- Opening Delimiter -

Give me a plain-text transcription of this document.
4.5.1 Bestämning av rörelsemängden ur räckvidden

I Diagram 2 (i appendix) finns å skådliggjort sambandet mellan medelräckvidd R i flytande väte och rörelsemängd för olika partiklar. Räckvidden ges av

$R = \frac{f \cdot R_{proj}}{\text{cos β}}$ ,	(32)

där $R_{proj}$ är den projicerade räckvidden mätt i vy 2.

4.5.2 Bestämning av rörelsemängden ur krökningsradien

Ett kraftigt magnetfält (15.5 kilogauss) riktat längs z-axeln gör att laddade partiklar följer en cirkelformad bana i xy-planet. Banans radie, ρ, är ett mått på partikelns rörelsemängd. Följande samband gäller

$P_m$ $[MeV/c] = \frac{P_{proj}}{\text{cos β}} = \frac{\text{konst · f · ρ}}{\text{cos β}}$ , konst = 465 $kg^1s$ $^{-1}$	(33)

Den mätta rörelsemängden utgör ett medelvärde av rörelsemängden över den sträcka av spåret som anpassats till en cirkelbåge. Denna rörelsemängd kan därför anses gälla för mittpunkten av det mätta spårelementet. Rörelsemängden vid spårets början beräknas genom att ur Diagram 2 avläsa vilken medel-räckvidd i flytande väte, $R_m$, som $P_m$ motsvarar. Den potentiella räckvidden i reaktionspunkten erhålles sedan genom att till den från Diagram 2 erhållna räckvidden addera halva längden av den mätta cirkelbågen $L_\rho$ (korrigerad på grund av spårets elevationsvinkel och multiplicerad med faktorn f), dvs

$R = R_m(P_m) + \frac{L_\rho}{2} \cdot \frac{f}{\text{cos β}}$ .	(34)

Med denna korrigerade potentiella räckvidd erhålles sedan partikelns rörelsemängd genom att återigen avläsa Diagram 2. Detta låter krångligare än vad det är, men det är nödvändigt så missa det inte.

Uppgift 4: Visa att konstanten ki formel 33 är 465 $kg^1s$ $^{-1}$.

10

- Closing Delimiter -

▶ **Brief**
In the records, find every line that has the string "frac" and copy it.

▶ **Solution to this problem**
$R = \frac{f \cdot R_{proj}}{\text{cos β}}$ ,	(32)
$P_m$ $[MeV/c] = \frac{P_{proj}}{\text{cos β}} = \frac{\text{konst · f · ρ}}{\text{cos β}}$ , konst = 465 $kg^1s$ $^{-1}$	(33)
$R = R_m(P_m) + \frac{L_\rho}{2} \cdot \frac{f}{\text{cos β}}$ .	(34)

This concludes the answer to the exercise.